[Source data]
────

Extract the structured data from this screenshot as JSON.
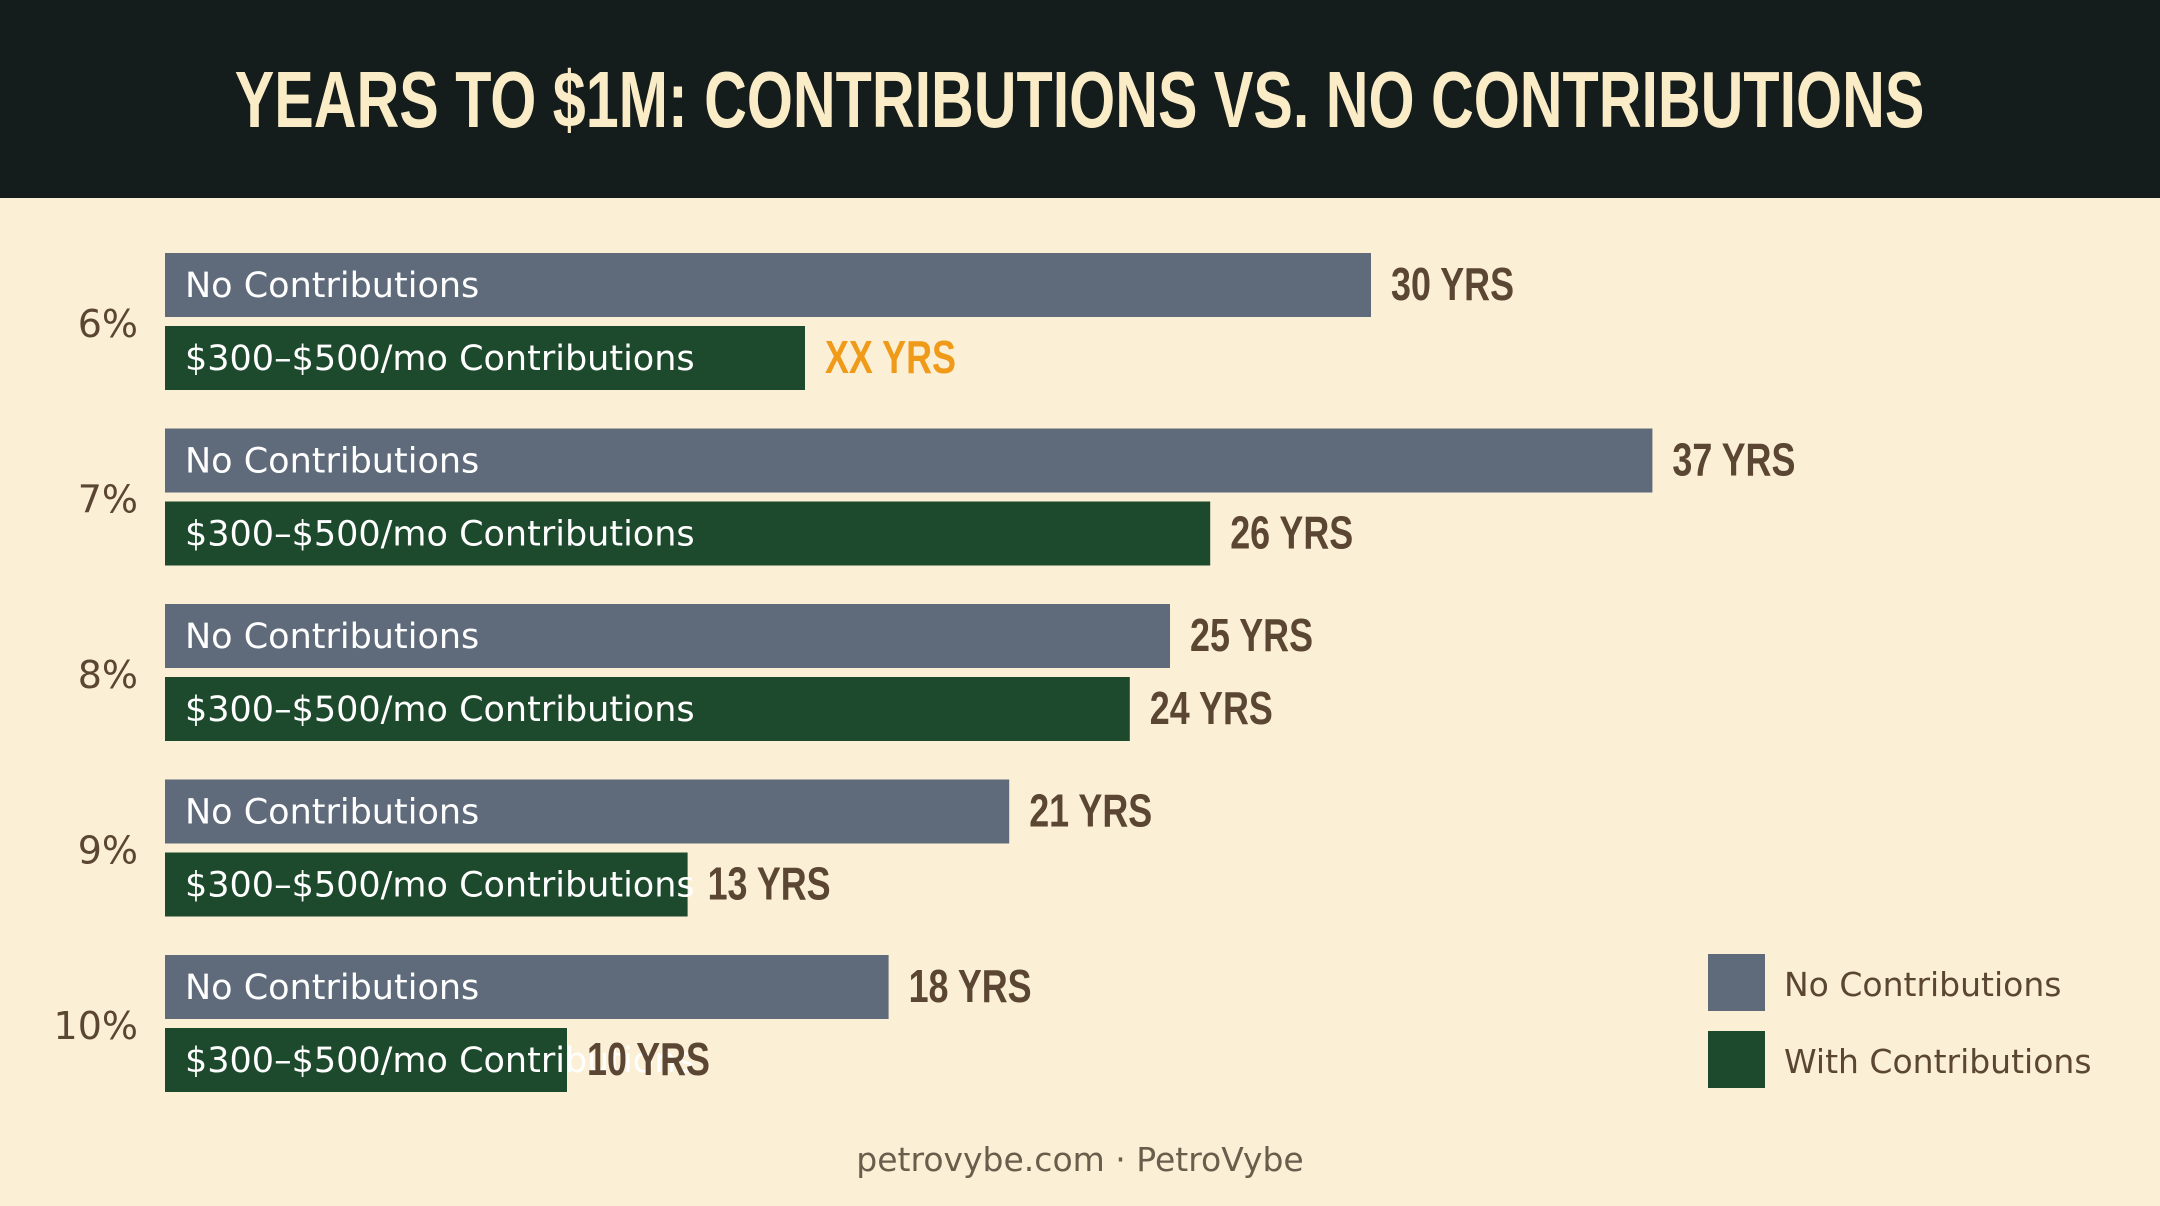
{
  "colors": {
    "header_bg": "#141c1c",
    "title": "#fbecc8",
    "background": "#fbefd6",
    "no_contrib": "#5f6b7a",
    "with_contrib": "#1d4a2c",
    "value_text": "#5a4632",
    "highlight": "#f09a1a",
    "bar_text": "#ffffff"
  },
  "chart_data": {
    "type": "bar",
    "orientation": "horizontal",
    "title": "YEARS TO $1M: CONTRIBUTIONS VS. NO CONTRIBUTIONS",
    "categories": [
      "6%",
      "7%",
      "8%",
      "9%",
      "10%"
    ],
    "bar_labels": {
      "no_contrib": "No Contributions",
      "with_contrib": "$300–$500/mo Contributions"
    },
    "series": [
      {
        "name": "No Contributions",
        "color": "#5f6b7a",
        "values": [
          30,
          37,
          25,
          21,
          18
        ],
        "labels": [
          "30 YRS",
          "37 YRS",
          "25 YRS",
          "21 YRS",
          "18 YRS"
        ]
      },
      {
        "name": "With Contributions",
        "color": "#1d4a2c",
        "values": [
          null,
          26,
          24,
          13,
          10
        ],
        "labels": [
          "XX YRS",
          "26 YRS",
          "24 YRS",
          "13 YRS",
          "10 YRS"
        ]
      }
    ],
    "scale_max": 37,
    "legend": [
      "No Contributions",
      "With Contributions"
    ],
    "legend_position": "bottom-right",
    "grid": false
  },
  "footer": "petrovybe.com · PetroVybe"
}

────

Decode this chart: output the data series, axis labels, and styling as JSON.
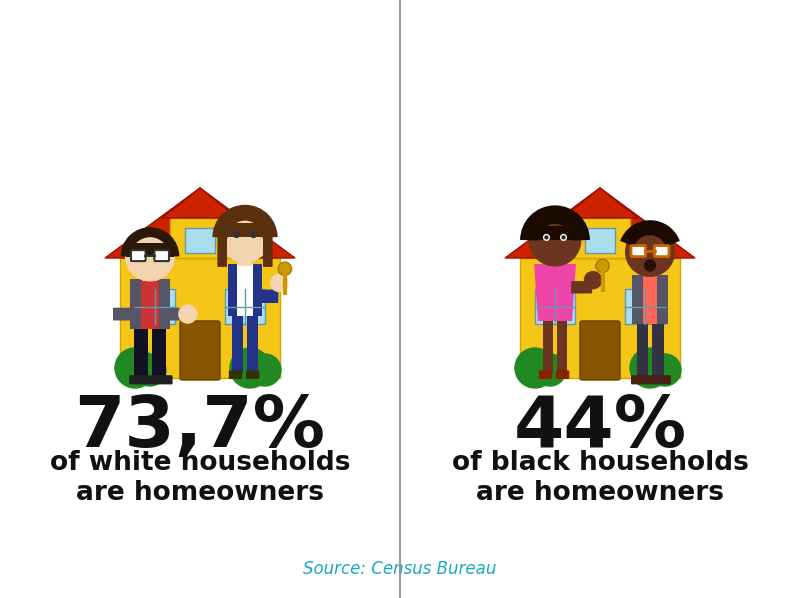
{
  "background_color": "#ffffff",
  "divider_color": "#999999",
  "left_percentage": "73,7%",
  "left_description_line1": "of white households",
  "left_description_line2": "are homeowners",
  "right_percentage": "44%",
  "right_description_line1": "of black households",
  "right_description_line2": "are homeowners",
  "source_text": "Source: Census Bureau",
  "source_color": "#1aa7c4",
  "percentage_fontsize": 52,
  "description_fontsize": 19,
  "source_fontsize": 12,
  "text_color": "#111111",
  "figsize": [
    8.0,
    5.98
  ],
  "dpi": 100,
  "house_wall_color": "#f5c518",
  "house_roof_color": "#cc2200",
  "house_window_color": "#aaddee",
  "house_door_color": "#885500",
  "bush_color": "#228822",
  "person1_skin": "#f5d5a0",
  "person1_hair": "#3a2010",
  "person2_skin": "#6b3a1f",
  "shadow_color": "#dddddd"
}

────

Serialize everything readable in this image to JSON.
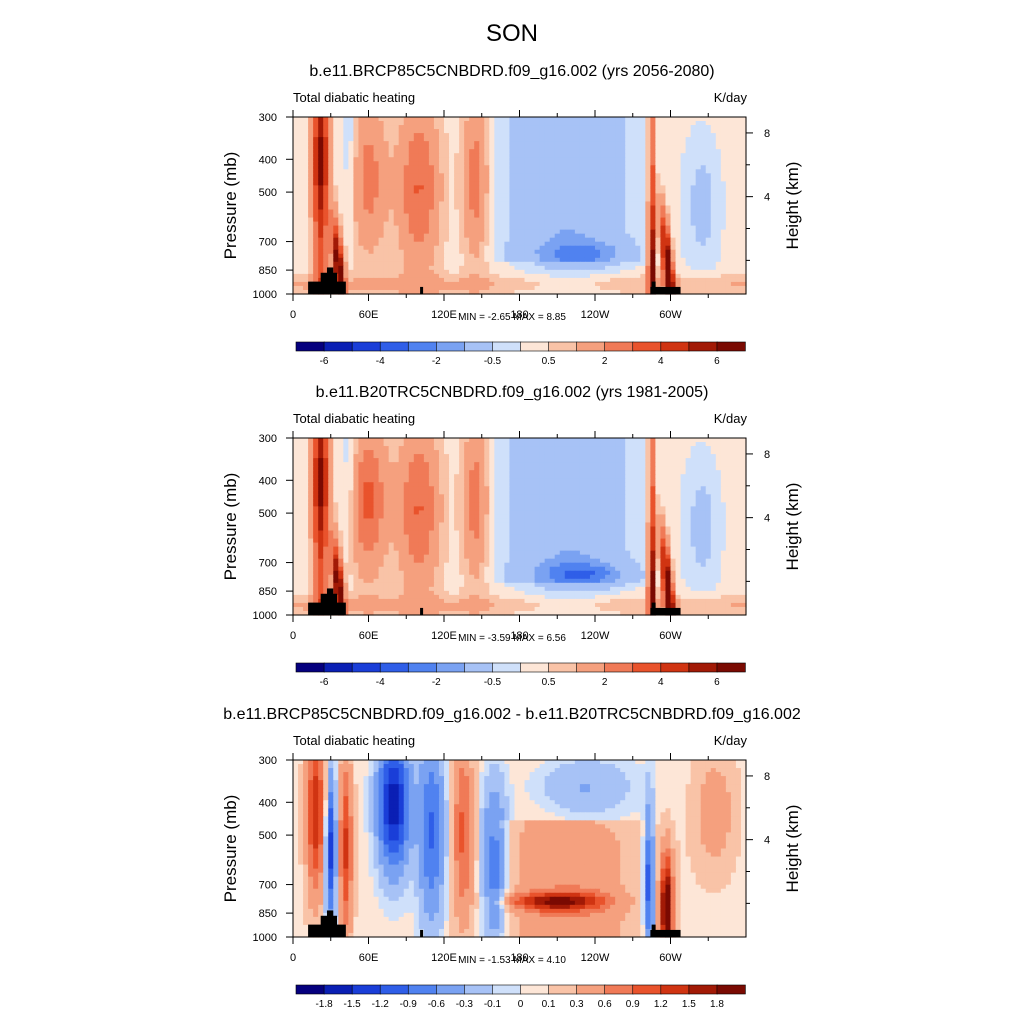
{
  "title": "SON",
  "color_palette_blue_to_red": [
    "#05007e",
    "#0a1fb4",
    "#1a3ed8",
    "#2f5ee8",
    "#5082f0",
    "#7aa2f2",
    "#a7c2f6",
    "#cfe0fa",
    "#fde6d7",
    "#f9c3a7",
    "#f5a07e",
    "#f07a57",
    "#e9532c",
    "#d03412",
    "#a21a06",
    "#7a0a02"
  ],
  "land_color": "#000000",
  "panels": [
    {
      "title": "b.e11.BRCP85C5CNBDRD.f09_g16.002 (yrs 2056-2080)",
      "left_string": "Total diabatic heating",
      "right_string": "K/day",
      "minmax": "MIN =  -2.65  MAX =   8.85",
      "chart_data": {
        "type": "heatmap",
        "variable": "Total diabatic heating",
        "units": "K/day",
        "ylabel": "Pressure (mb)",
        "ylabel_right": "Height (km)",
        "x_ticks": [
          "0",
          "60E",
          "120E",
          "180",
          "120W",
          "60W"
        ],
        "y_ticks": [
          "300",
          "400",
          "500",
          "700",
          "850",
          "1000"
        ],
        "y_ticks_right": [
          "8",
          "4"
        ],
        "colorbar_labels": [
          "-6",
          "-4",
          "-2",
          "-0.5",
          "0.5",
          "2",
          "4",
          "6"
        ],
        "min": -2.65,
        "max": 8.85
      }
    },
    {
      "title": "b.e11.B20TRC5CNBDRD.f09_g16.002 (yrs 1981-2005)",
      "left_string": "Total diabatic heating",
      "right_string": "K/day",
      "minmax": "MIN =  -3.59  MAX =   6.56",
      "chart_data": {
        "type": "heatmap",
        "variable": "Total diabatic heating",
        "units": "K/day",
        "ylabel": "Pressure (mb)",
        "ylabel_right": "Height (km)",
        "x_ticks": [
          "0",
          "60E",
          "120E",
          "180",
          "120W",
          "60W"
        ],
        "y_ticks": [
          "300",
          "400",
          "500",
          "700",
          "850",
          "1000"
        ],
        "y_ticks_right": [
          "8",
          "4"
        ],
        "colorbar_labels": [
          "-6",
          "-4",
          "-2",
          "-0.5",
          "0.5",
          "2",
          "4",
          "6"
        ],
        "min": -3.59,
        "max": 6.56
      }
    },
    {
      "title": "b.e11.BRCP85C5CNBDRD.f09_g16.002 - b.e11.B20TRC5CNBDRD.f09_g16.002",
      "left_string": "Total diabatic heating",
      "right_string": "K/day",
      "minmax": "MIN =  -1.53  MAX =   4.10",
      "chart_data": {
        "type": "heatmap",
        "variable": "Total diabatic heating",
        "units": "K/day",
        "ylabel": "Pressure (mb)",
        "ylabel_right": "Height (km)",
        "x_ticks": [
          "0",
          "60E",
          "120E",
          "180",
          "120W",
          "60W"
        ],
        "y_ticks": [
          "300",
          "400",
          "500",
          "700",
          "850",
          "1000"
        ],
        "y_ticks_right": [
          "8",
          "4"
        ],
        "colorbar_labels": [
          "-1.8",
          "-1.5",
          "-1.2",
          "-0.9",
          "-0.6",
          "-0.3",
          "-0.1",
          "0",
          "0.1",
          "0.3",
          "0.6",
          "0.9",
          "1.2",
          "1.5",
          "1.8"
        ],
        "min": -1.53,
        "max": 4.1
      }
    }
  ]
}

────

Search the data for "title". Copy every line that has it.

    "title": "#fbecc8",
    "title": "YEARS TO $1M: CONTRIBUTIONS VS. NO CONTRIBUTIONS",
  "title": "SON",
      "title": "b.e11.BRCP85C5CNBDRD.f09_g16.002 (yrs 2056-2080)",
      "title": "b.e11.B20TRC5CNBDRD.f09_g16.002 (yrs 1981-2005)",
      "title": "b.e11.BRCP85C5CNBDRD.f09_g16.002 - b.e11.B20TRC5CNBDRD.f09_g16.002",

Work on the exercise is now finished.